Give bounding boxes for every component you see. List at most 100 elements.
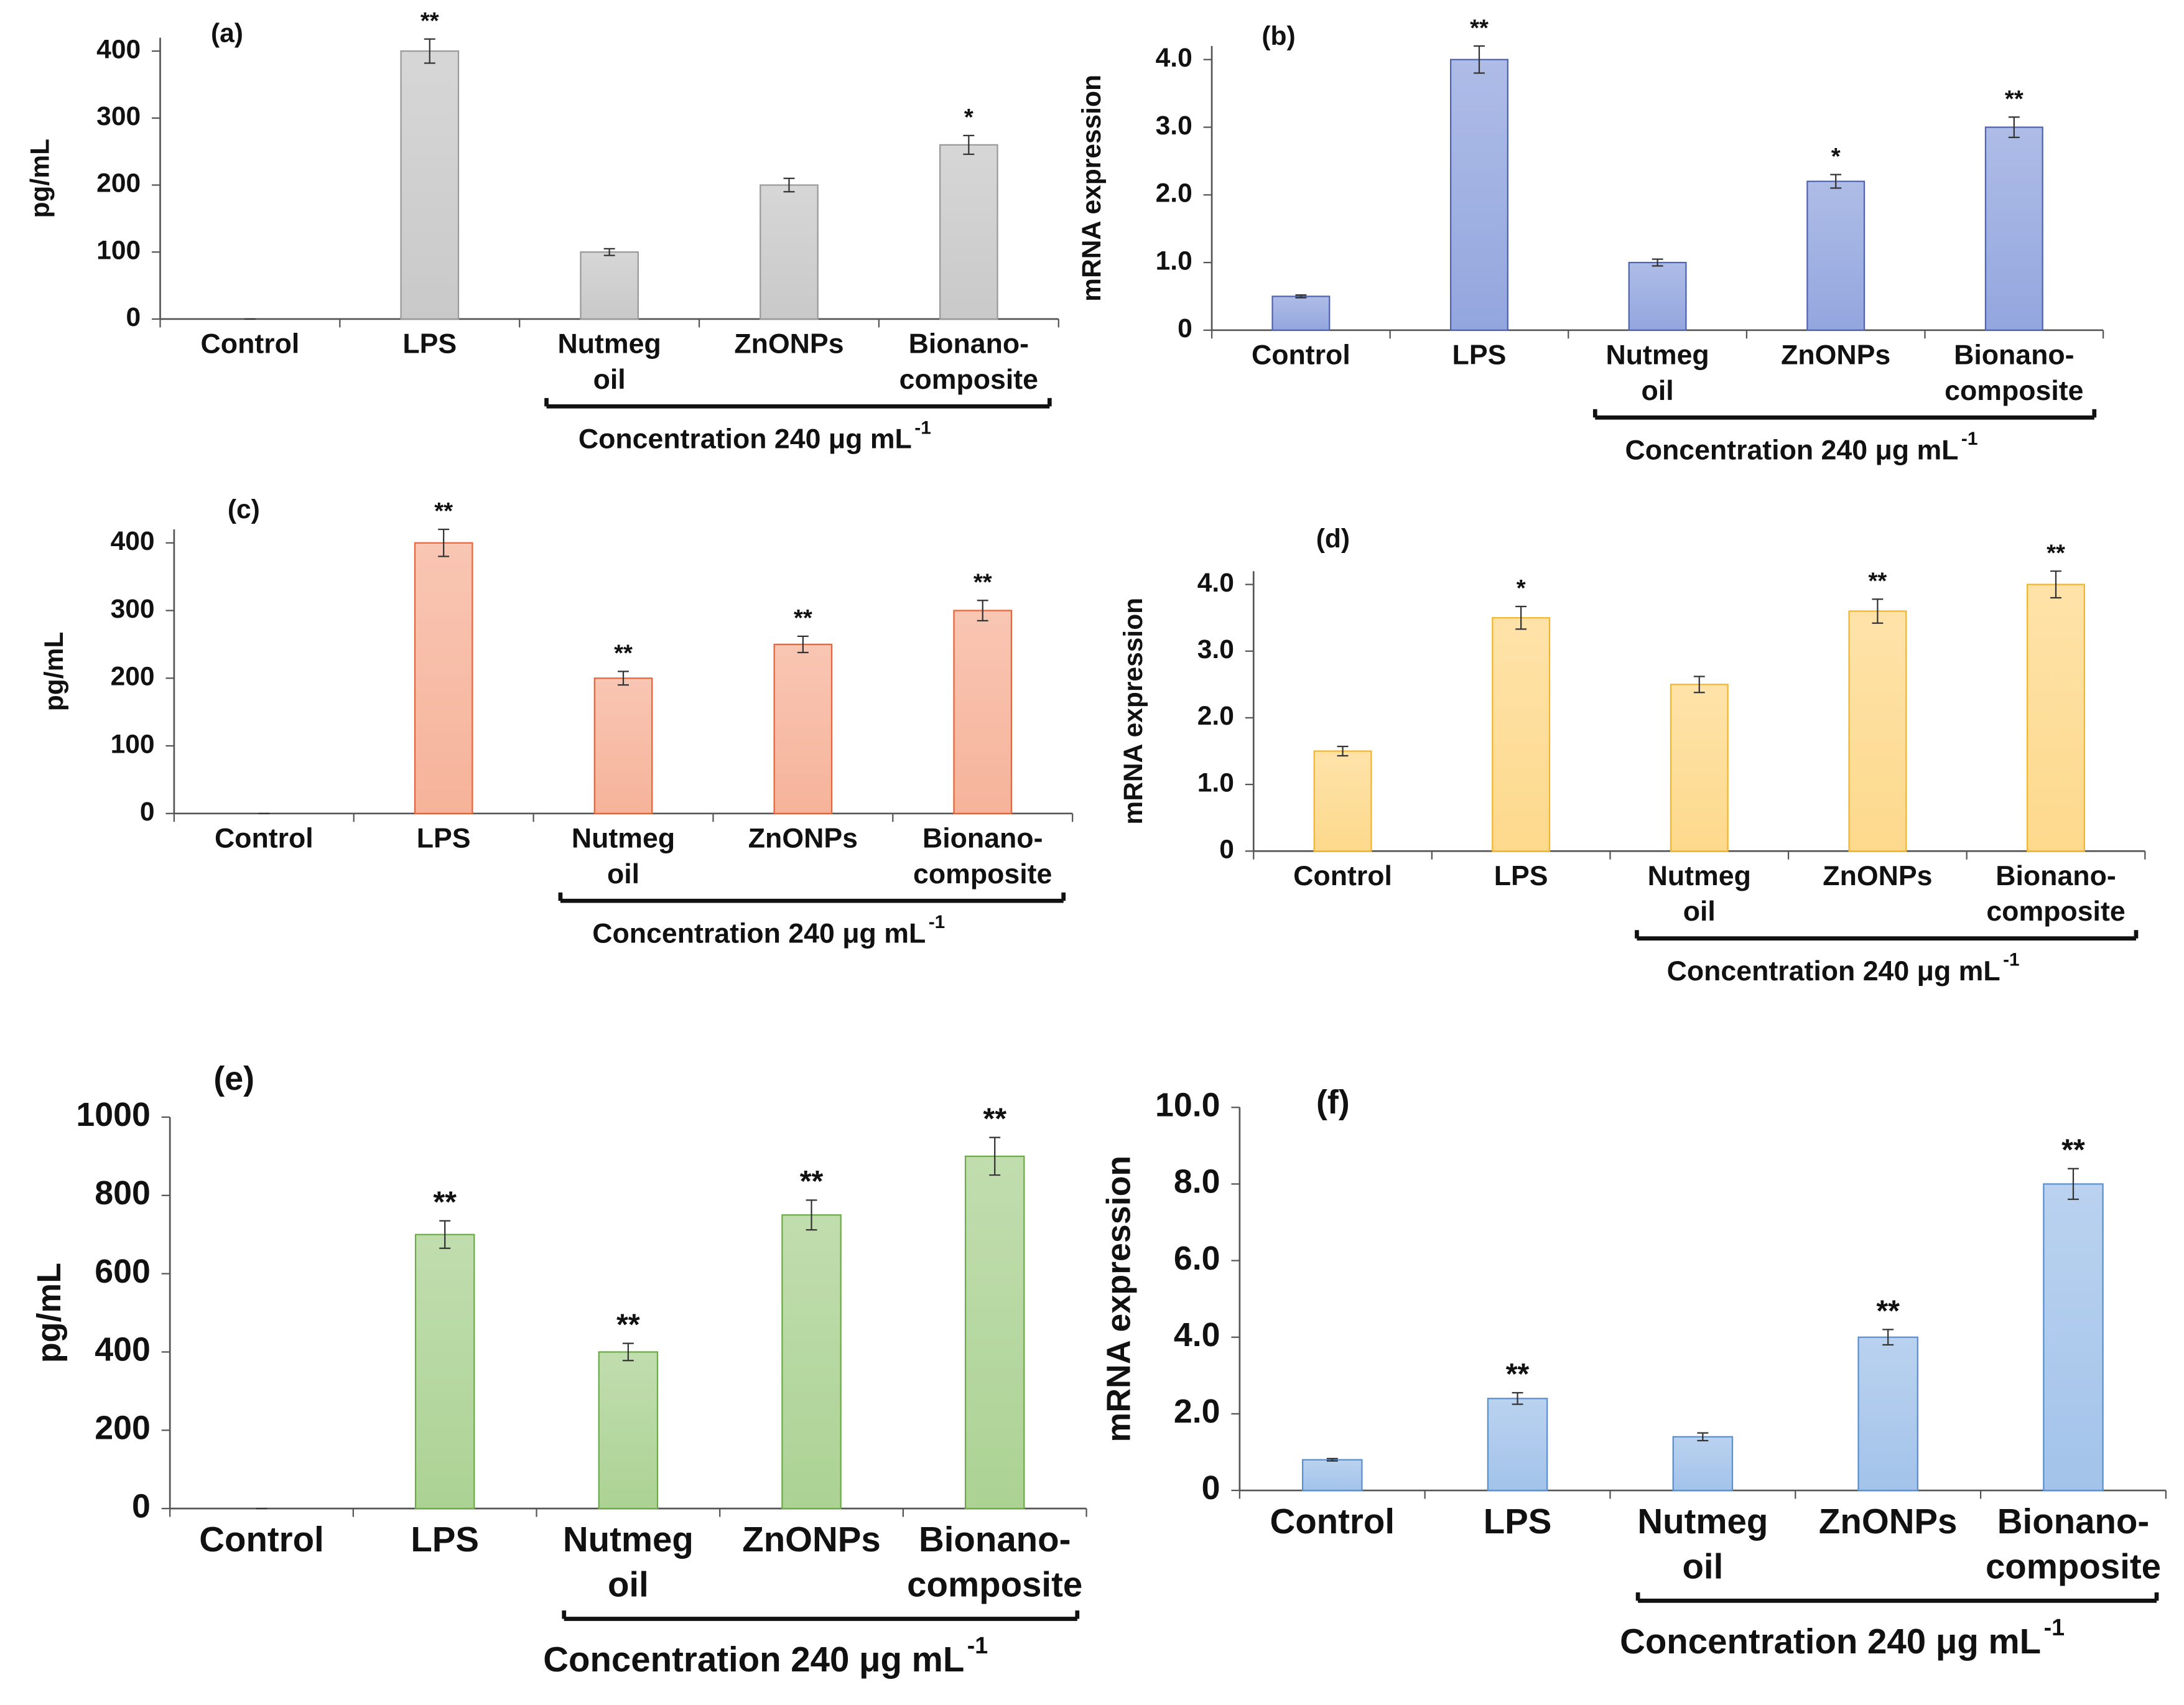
- x-tick-label: Bionano-composite: [899, 328, 1038, 394]
- x-tick-label-line: LPS: [417, 823, 471, 853]
- x-tick-label: LPS: [1494, 861, 1548, 891]
- panel-label: (f): [1316, 1084, 1350, 1121]
- error-bar: [989, 1136, 1001, 1176]
- error-bar: [1474, 45, 1485, 74]
- significance-label: **: [421, 7, 439, 34]
- bar: [1492, 617, 1551, 852]
- bar: [414, 542, 473, 814]
- y-tick-label: 400: [96, 34, 141, 64]
- x-tick-label-line: Nutmeg: [1648, 861, 1751, 891]
- y-tick-label: 0: [140, 797, 155, 827]
- significance-label: **: [1876, 1294, 1900, 1327]
- annotation: Concentration 240 μg mL: [543, 1640, 964, 1679]
- x-tick-label-line: Nutmeg: [1605, 340, 1709, 370]
- x-tick-label-line: Bionano-: [909, 328, 1029, 359]
- bar: [1628, 261, 1687, 331]
- x-tick-label-line: composite: [1945, 376, 2083, 406]
- error-bar: [1326, 1457, 1338, 1462]
- x-tick-label: ZnONPs: [1819, 1502, 1958, 1541]
- y-axis-label: mRNA expression: [1077, 75, 1107, 302]
- x-tick-label-line: ZnONPs: [1823, 861, 1932, 891]
- y-tick-label: 0: [132, 1487, 151, 1525]
- significance-label: **: [1470, 14, 1489, 41]
- x-tick-label: Control: [215, 823, 314, 853]
- error-bar: [1882, 1329, 1894, 1346]
- bar: [2043, 1183, 2104, 1492]
- x-tick-label: LPS: [1452, 340, 1507, 370]
- error-bar: [1830, 174, 1842, 189]
- bar: [598, 1351, 659, 1510]
- error-bar: [2008, 116, 2020, 138]
- bar: [593, 677, 653, 814]
- significance-label: **: [1506, 1357, 1530, 1391]
- x-tick-label-line: LPS: [402, 328, 457, 359]
- x-tick-label-line: Control: [1293, 861, 1392, 891]
- x-tick-label-line: Control: [201, 328, 300, 359]
- x-tick-label-line: Nutmeg: [558, 328, 661, 359]
- bar: [964, 1155, 1025, 1510]
- y-tick-label: 2.0: [1174, 1393, 1220, 1430]
- x-tick-label: ZnONPs: [742, 1520, 881, 1559]
- significance-label: **: [614, 640, 633, 667]
- x-tick-label-line: LPS: [411, 1520, 479, 1559]
- panel: 0 100 200 300 400 pg/mL Control ** LPS ** Nutmeg oi…: [39, 495, 1074, 949]
- annotation-superscript: -1: [1961, 429, 1977, 449]
- x-tick-label: Control: [1270, 1502, 1395, 1541]
- x-tick-label: LPS: [417, 823, 471, 853]
- panel-label: (e): [213, 1060, 254, 1097]
- x-tick-label-line: LPS: [1484, 1502, 1552, 1541]
- x-tick-label-line: oil: [1682, 1546, 1723, 1586]
- annotation-superscript: -1: [2044, 1614, 2065, 1640]
- error-bar: [1512, 1391, 1523, 1405]
- y-tick-label: 2.0: [1197, 701, 1234, 731]
- bar: [1806, 180, 1866, 331]
- error-bar: [439, 1220, 451, 1249]
- x-tick-label: LPS: [1484, 1502, 1552, 1541]
- y-tick-label: 300: [111, 594, 155, 624]
- x-tick-label-line: Bionano-: [1996, 861, 2116, 891]
- error-bar: [603, 248, 615, 256]
- annotation: Concentration 240 μg mL: [592, 918, 926, 949]
- error-bar: [2068, 1168, 2079, 1201]
- x-tick-label: ZnONPs: [748, 823, 858, 853]
- significance-label: *: [964, 104, 974, 131]
- significance-label: *: [1831, 143, 1841, 170]
- x-tick-label-line: Nutmeg: [1637, 1502, 1768, 1541]
- x-tick-label-line: Control: [1270, 1502, 1395, 1541]
- bar: [1301, 1459, 1363, 1492]
- significance-label: **: [974, 569, 992, 595]
- panel-label: (a): [211, 18, 243, 48]
- y-tick-label: 200: [96, 169, 141, 198]
- x-tick-label: Control: [1293, 861, 1392, 891]
- y-tick-label: 4.0: [1174, 1316, 1220, 1354]
- error-bar: [622, 1342, 634, 1362]
- y-tick-label: 1.0: [1197, 768, 1234, 797]
- y-tick-label: 0: [1202, 1469, 1220, 1507]
- x-tick-label: ZnONPs: [734, 328, 843, 359]
- y-tick-label: 600: [95, 1253, 151, 1290]
- error-bar: [797, 635, 809, 654]
- y-tick-label: 200: [111, 662, 155, 692]
- x-tick-label: ZnONPs: [1781, 340, 1890, 370]
- y-tick-label: 4.0: [1156, 43, 1192, 73]
- error-bar: [1872, 598, 1884, 624]
- x-tick-label-line: Bionano-: [1997, 1502, 2149, 1541]
- bar: [1670, 684, 1729, 852]
- bar: [781, 1214, 842, 1510]
- x-tick-label-line: LPS: [1494, 861, 1548, 891]
- significance-label: **: [2005, 85, 2024, 112]
- x-tick-label-line: composite: [1986, 1546, 2161, 1586]
- panel: 0 100 200 300 400 pg/mL Control ** LPS Nutmeg oil Z…: [25, 7, 1059, 454]
- y-tick-label: 800: [95, 1174, 151, 1212]
- bar: [773, 643, 833, 814]
- panel-label: (d): [1316, 524, 1350, 554]
- panel: 0 200 400 600 800 1000 pg/mL Control ** LPS ** Nutm…: [30, 1060, 1087, 1679]
- bar: [1450, 58, 1508, 331]
- y-axis-label: mRNA expression: [1118, 598, 1148, 825]
- bar: [1672, 1436, 1734, 1492]
- y-axis-label: mRNA expression: [1100, 1156, 1138, 1443]
- x-tick-label-line: Control: [1252, 340, 1350, 370]
- x-tick-label-line: composite: [913, 859, 1052, 890]
- x-tick-label-line: oil: [608, 1564, 649, 1604]
- x-tick-label-line: composite: [899, 365, 1038, 395]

▶ About this task
Among the records above, find the lines where the word "panel" appears and copy them.

▶ Answer space
- panel-label: (f): [1316, 1084, 1350, 1121]
- panel: 0 100 200 300 400 pg/mL Control ** LPS ** Nutmeg oi…: [39, 495, 1074, 949]
- panel-label: (e): [213, 1060, 254, 1097]
- panel-label: (a): [211, 18, 243, 48]
- panel: 0 100 200 300 400 pg/mL Control ** LPS Nutmeg oil Z…: [25, 7, 1059, 454]
- panel-label: (d): [1316, 524, 1350, 554]
- panel: 0 200 400 600 800 1000 pg/mL Control ** LPS ** Nutm…: [30, 1060, 1087, 1679]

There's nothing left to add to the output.